Это произошло на съемках «Первого эшелона», совершенно случайно. С открытиями так чаще всего и бывает. А что было сделано открытие, сомнений нет. Отбросить штатив — начало начал кинематографической техники — и взять камеру в руки — это же низвержение основ!
Урусевский вспоминает: едва с величайшим трудом втиснули грандиозную стационарную кинокамеру в маленькую декорацию — тамбур вагона, как отказало устройство, имитирующее движение поезда. Что делать? Как теперь «сдвинуть» с места изображение? Решил использовать ручную камеру.
Оператору с ней всегда трудно — ни вздохни, ни пошевелись. Глотнул воздуха, чуть качнулся — рывки в изображении на пол-экрана. А тут как раз случай, когда надо было «тряхнуть» экран. И Сергей Павлович начал пружинить на ногах, приседал, топал на месте. Слегка покачал, поводил объективом из стороны в сторону. Результат получился великолепный — поезд тронулся, пошел, даже подкидывало на рельсовых стыках.
— Но вы и до «Первого эшелона» пользовались ручной камерой?
— Да, я любил снимать с рук, но то было другое дело — в войну без ручной камеры не обойтись. А в обычных условиях пользовался только по необходимости...
Сергей Павлович относится к моим вопросам, касающимся ручной камеры, как-то настороженно. Он явно опасается нынешней ее популярности, боится бездумного употребления этого очень сильного изобразительного средства. И не без оснований. Что только не вытворяли с ней операторы после «Журавлей»: бегали, прыгали, танцевали, даже привязывали к животам, спинам, чтобы взбодрить изображение. А «эффект Урусевского» возникал нечасто. Понятно почему: для Сергея Павловича ручная камера была не просто еще одним приемом, краской, а способом выразить свое отношение к предмету съемки.
Возможно, еще с тех дальних военных лет жило в Урусевском острое ощущение камеры в руках, ее полной подчиненности каждому движению оператора, легкости, раскованности композиции, когда смыкаются воедино мысль, глаза, экран.
В войну младший лейтенант ВМС Сергей Урусевский два года не выпускал из рук кинокамеру — пока нес операторскую службу на эсминце «Сокрушительный». О штативе в ту пору нечего было и думать — с ним нельзя поймать на пленку ни кадра. Долгими часами, не отрывая глаза от лупы, охотился Урусевский за «приписанным» к нему съемочным объектом — караванами судов. Этот объект нельзя подготовить к съемке, организовать в выразительные композиции. Тут остается только ждать, что судьба подкинет. Однако даже взрывы бомб не могли заглушить в Урусевском чувство линейной гармонии. Оно было сильнее страха.
Идет бой, вокруг ад кромешный: вскипает от взрывов море, снаряды рвутся на палубе... Вода — сбоку, снизу, сверху. Урусевский ничего этого не замечает. Ему выпала отличная точка съемки, и теперь им владеет одна мысль: удержать в кадре диагональ вражеских судов...

Задача 1.
Продублируйте без изменений строки записей, начиная со строки, где есть "gradient-rect (26, 26, 774, 774)", и далее до конца записей включительно.

Материал для обработки.
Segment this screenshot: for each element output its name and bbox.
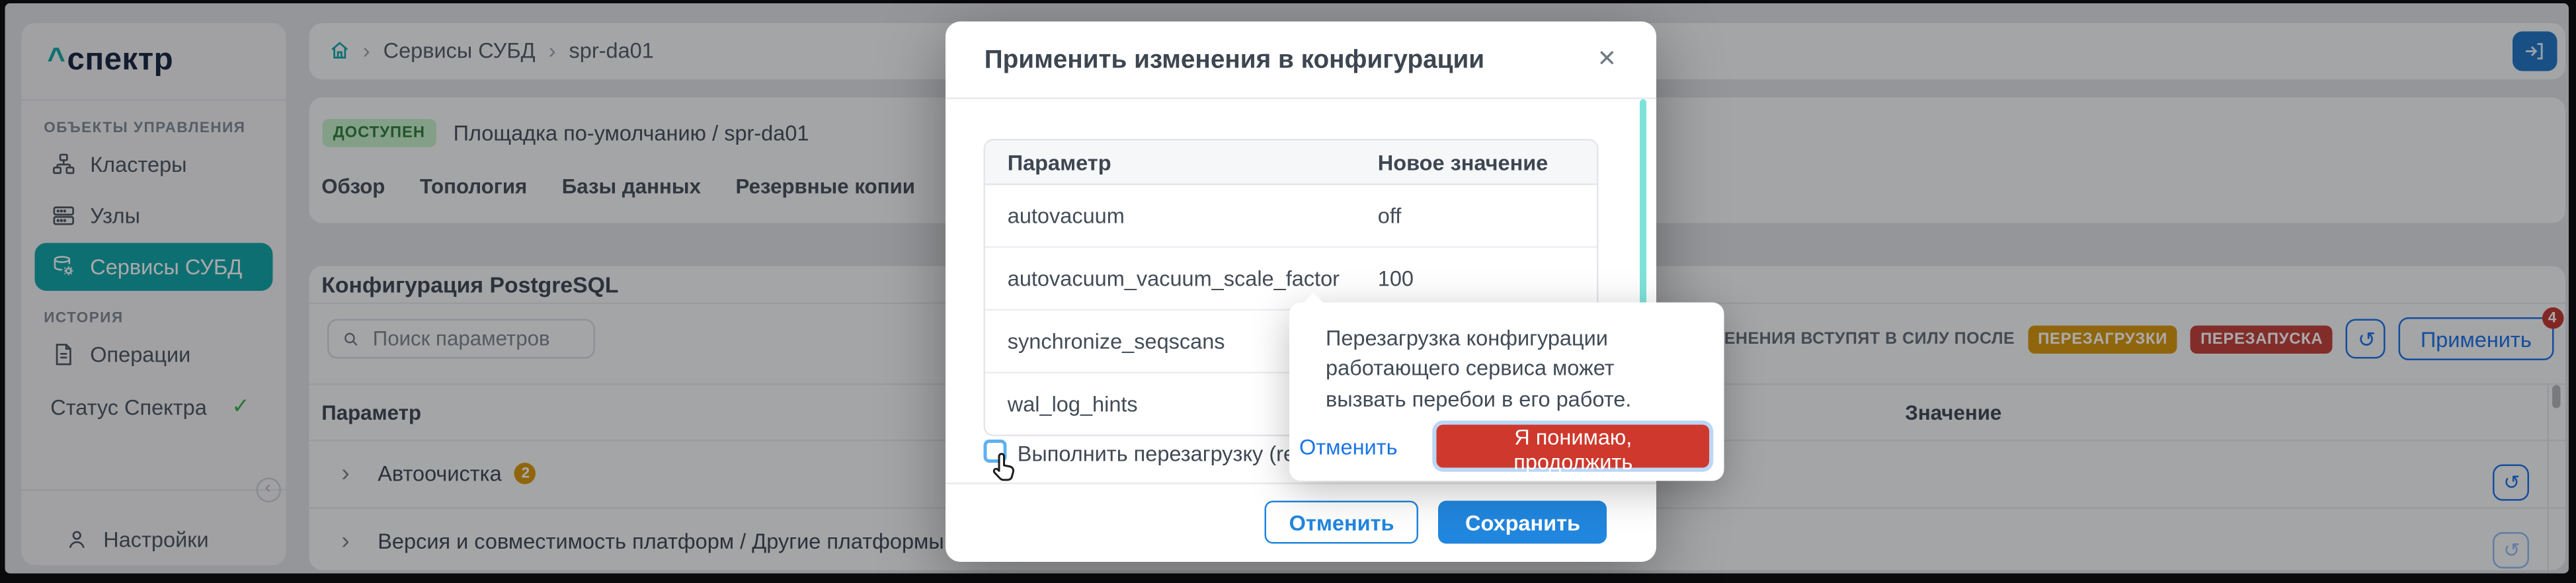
table-row: autovacuum_vacuum_scale_factor 100 bbox=[985, 248, 1596, 311]
param-name: autovacuum_vacuum_scale_factor bbox=[985, 266, 1378, 292]
modal-footer-divider bbox=[945, 482, 1656, 484]
popover-confirm-button[interactable]: Я понимаю, продолжить bbox=[1437, 425, 1709, 468]
modal-header-divider bbox=[945, 97, 1656, 99]
param-value: 100 bbox=[1378, 266, 1596, 292]
param-name: autovacuum bbox=[985, 204, 1378, 229]
page: ^ спектр ОБЪЕКТЫ УПРАВЛЕНИЯ Кластеры Узл… bbox=[0, 0, 2576, 583]
modal-title: Применить изменения в конфигурации bbox=[985, 46, 1484, 76]
table-row: autovacuum off bbox=[985, 185, 1596, 248]
popover-cancel-button[interactable]: Отменить bbox=[1289, 432, 1408, 461]
modal-footer: Отменить Сохранить bbox=[1264, 501, 1607, 544]
modal-cancel-button[interactable]: Отменить bbox=[1264, 501, 1419, 544]
modal-save-button[interactable]: Сохранить bbox=[1439, 501, 1607, 544]
param-value: off bbox=[1378, 204, 1596, 229]
hand-cursor-icon bbox=[990, 451, 1020, 486]
param-header: Параметр bbox=[985, 149, 1378, 175]
changes-table-header: Параметр Новое значение bbox=[985, 141, 1596, 186]
close-icon[interactable]: ✕ bbox=[1588, 45, 1627, 71]
reload-warning-popover: Перезагрузка конфигурации работающего се… bbox=[1289, 303, 1724, 482]
popover-actions: Отменить Я понимаю, продолжить bbox=[1289, 425, 1709, 468]
new-value-header: Новое значение bbox=[1378, 149, 1596, 175]
popover-message: Перезагрузка конфигурации работающего се… bbox=[1326, 324, 1698, 415]
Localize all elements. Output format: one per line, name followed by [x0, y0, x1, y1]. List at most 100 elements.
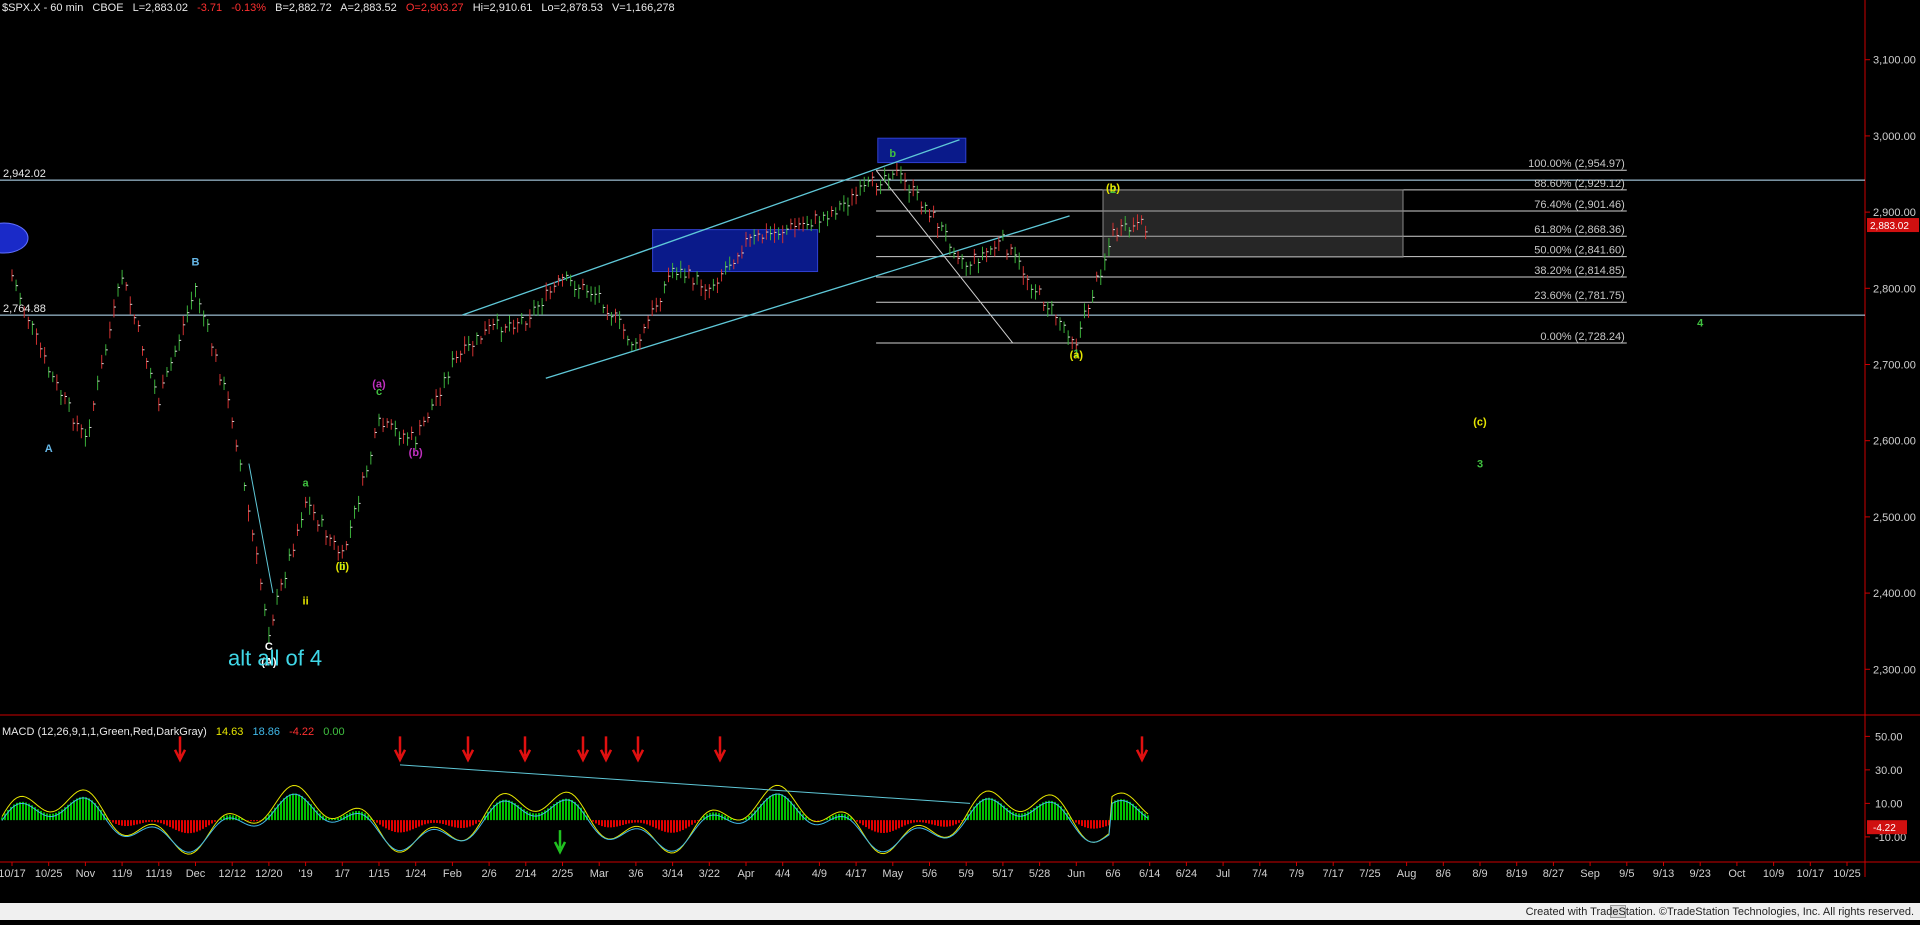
date-tick-label: 6/6: [1105, 868, 1120, 880]
date-tick-label: 8/9: [1472, 868, 1487, 880]
wave-label: 4: [1697, 317, 1704, 329]
down-arrow-marker: [599, 736, 613, 763]
date-tick-label: 3/6: [628, 868, 643, 880]
wave-label: c: [376, 386, 382, 398]
ask-price: A=2,883.52: [340, 2, 397, 14]
date-tick-label: 3/22: [699, 868, 720, 880]
date-tick-label: Feb: [443, 868, 462, 880]
date-tick-label: 9/23: [1689, 868, 1710, 880]
down-arrow-marker: [713, 736, 727, 763]
date-tick-label: Apr: [737, 868, 754, 880]
date-tick-label: Jun: [1067, 868, 1085, 880]
last-price: L=2,883.02: [132, 2, 189, 14]
date-tick-label: 1/7: [335, 868, 350, 880]
wave-label: A: [45, 443, 53, 455]
chart-header: $SPX.X - 60 min CBOE L=2,883.02 -3.71 -0…: [2, 2, 681, 14]
date-tick-label: 7/17: [1322, 868, 1343, 880]
down-arrow-marker: [173, 736, 187, 763]
macd-tick-label: 30.00: [1875, 765, 1903, 777]
price-tick-label: 2,500.00: [1873, 512, 1916, 524]
date-tick-label: 8/27: [1543, 868, 1564, 880]
fib-target-box: [1102, 189, 1404, 258]
date-tick-label: 5/28: [1029, 868, 1050, 880]
date-tick-label: Sep: [1580, 868, 1600, 880]
date-tick-label: 4/4: [775, 868, 790, 880]
blue-zone-box: [652, 229, 819, 273]
wave-label: 3: [1477, 458, 1483, 470]
date-tick-label: Aug: [1397, 868, 1417, 880]
price-tick-label: 3,100.00: [1873, 55, 1916, 67]
date-tick-label: 5/9: [959, 868, 974, 880]
wave-label: B: [192, 256, 200, 268]
up-arrow-marker: [553, 830, 567, 855]
date-tick-label: 3/14: [662, 868, 683, 880]
date-tick-label: 2/6: [481, 868, 496, 880]
fib-level-label: 100.00% (2,954.97): [1528, 158, 1625, 170]
net-change: -3.71: [197, 2, 223, 14]
date-tick-label: 7/4: [1252, 868, 1267, 880]
channel-line-short: [248, 463, 274, 594]
pct-change: -0.13%: [231, 2, 267, 14]
date-tick-label: 2/25: [552, 868, 573, 880]
price-tick-label: 2,300.00: [1873, 664, 1916, 676]
date-tick-label: Mar: [590, 868, 609, 880]
date-tick-label: 8/19: [1506, 868, 1527, 880]
wave-label: a: [303, 477, 310, 489]
macd-header: MACD (12,26,9,1,1,Green,Red,DarkGray) 14…: [2, 726, 351, 738]
credit-text: Created with TradeStation. ©TradeStation…: [1525, 906, 1914, 918]
date-tick-label: May: [882, 868, 903, 880]
date-tick-label: 12/20: [255, 868, 283, 880]
price-tick-label: 2,400.00: [1873, 588, 1916, 600]
macd-value-2: 18.86: [252, 726, 280, 738]
price-tick-label: 3,000.00: [1873, 131, 1916, 143]
wave-label: (ii): [336, 561, 350, 573]
date-tick-label: 5/6: [922, 868, 937, 880]
date-tick-label: 8/6: [1436, 868, 1451, 880]
date-tick-label: 7/25: [1359, 868, 1380, 880]
date-tick-label: 2/14: [515, 868, 536, 880]
down-arrow-marker: [631, 736, 645, 763]
wave-label: (b): [1106, 183, 1120, 195]
macd-last-label: -4.22: [1873, 823, 1896, 834]
macd-value-1: 14.63: [215, 726, 244, 738]
date-tick-label: 5/17: [992, 868, 1013, 880]
volume: V=1,166,278: [611, 2, 675, 14]
date-tick-label: 7/9: [1289, 868, 1304, 880]
date-tick-label: 10/9: [1763, 868, 1784, 880]
price-chart-svg: 3,100.00 3,000.00 2,900.00 2,800.00 2,700.00…: [0, 0, 1920, 880]
down-arrow-marker: [393, 736, 407, 763]
macd-tick-label: 10.00: [1875, 798, 1903, 810]
price-ellipse-marker: [0, 222, 29, 254]
wave-label: (b): [409, 447, 423, 459]
wave-label: ii: [303, 596, 309, 608]
open-price: O=2,903.27: [405, 2, 464, 14]
last-price-label: 2,883.02: [1870, 221, 1909, 232]
date-tick-label: Nov: [76, 868, 96, 880]
date-tick-label: 9/13: [1653, 868, 1674, 880]
down-arrow-marker: [518, 736, 532, 763]
macd-trend-line: [399, 764, 971, 804]
bid-price: B=2,882.72: [275, 2, 332, 14]
chart-canvas: 3,100.00 3,000.00 2,900.00 2,800.00 2,700.00…: [0, 0, 1920, 920]
fib-level-label: 23.60% (2,781.75): [1534, 290, 1625, 302]
date-tick-label: 10/17: [0, 868, 26, 880]
down-arrow-marker: [461, 736, 475, 763]
fib-level-label: 0.00% (2,728.24): [1540, 331, 1624, 343]
date-tick-label: 4/9: [812, 868, 827, 880]
high-price: Hi=2,910.61: [472, 2, 533, 14]
date-tick-label: 10/25: [1833, 868, 1861, 880]
price-tick-label: 2,600.00: [1873, 436, 1916, 448]
low-price: Lo=2,878.53: [541, 2, 603, 14]
wave-label: (c): [1473, 416, 1487, 428]
fib-level-label: 76.40% (2,901.46): [1534, 199, 1625, 211]
alt-count-annotation: alt all of 4: [228, 645, 322, 670]
down-arrow-marker: [1135, 736, 1149, 763]
date-tick-label: 6/24: [1176, 868, 1197, 880]
date-tick-label: 11/19: [145, 868, 172, 880]
price-tick-label: 2,900.00: [1873, 207, 1916, 219]
macd-value-3: -4.22: [289, 726, 315, 738]
date-tick-label: Dec: [186, 868, 206, 880]
date-tick-label: Jul: [1216, 868, 1230, 880]
date-tick-label: '19: [298, 868, 312, 880]
exchange-label: CBOE: [92, 2, 124, 14]
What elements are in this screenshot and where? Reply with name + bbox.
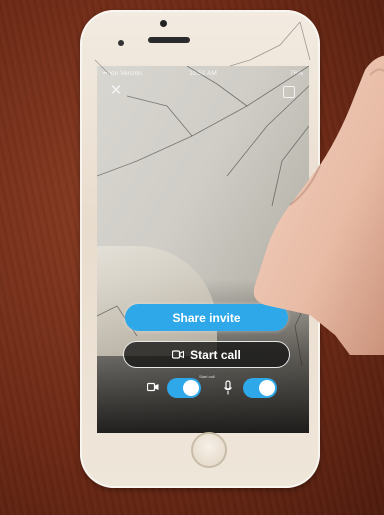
home-button[interactable] bbox=[191, 432, 227, 468]
photo-frame: ••ooo Verizon 10:51 AM 76% ✕ Share invit… bbox=[0, 0, 384, 515]
pointing-hand bbox=[253, 55, 384, 355]
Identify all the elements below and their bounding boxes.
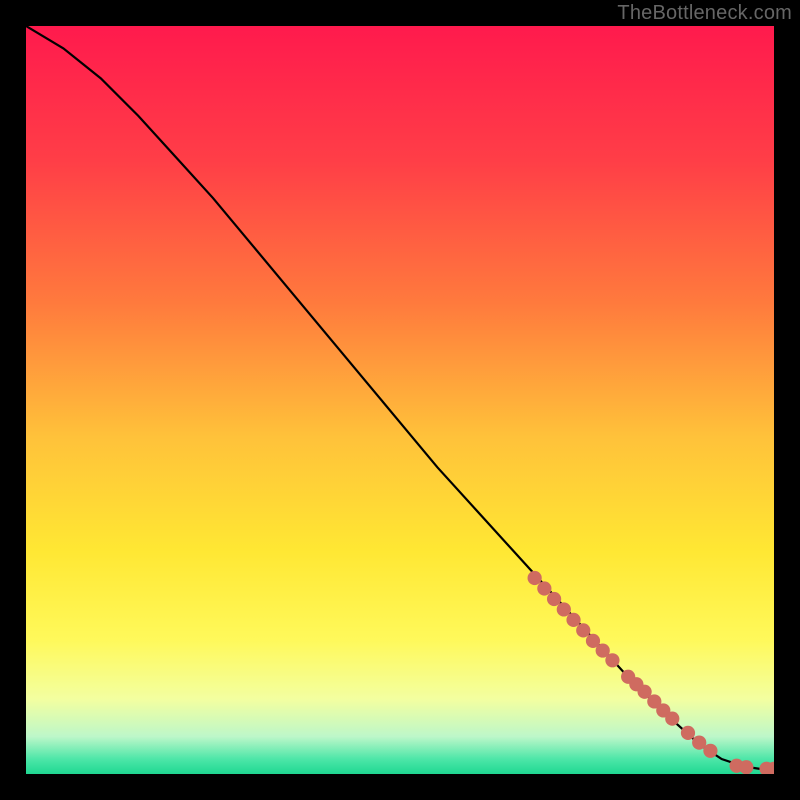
gradient-rect (26, 26, 774, 774)
highlight-dot (605, 653, 619, 667)
watermark-label: TheBottleneck.com (617, 2, 792, 25)
plot-area (26, 26, 774, 774)
highlight-dot (576, 623, 590, 637)
chart-stage: TheBottleneck.com (0, 0, 800, 800)
highlight-dot (703, 744, 717, 758)
highlight-dot (557, 602, 571, 616)
highlight-dot (537, 581, 551, 595)
highlight-dot (566, 613, 580, 627)
highlight-dot (547, 592, 561, 606)
highlight-dot (528, 571, 542, 585)
highlight-dot (681, 726, 695, 740)
highlight-dot (665, 712, 679, 726)
highlight-dot (739, 760, 753, 774)
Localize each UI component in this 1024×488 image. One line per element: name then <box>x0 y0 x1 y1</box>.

Задача 2.
Перепишите дословно из фрагмента о ручной камере Урусевского отрывок, начиная с "Возможно, еще с" и далее до "мысль, глаза, экран." включительно.

Ответ к упражнению 1.
gradient-rect (26, 26, 774, 774)
highlight-dot (605, 653, 619, 667)
watermark-label: TheBottleneck.com (617, 2, 792, 25)
plot-area (26, 26, 774, 774)
highlight-dot (576, 623, 590, 637)
chart-stage: TheBottleneck.com (0, 0, 800, 800)
highlight-dot (703, 744, 717, 758)
highlight-dot (557, 602, 571, 616)
highlight-dot (537, 581, 551, 595)
highlight-dot (566, 613, 580, 627)
highlight-dot (547, 592, 561, 606)
highlight-dot (528, 571, 542, 585)
highlight-dot (681, 726, 695, 740)
highlight-dot (665, 712, 679, 726)
highlight-dot (739, 760, 753, 774)
Localize each UI component in this 1024×488 image. One line per element: name then <box>x0 y0 x1 y1</box>.

Ответ к упражнению 2.
Возможно, еще с тех дальних военных лет жило в Урусевском острое ощущение камеры в руках, ее полной подчиненности каждому движению оператора, легкости, раскованности композиции, когда смыкаются воедино мысль, глаза, экран.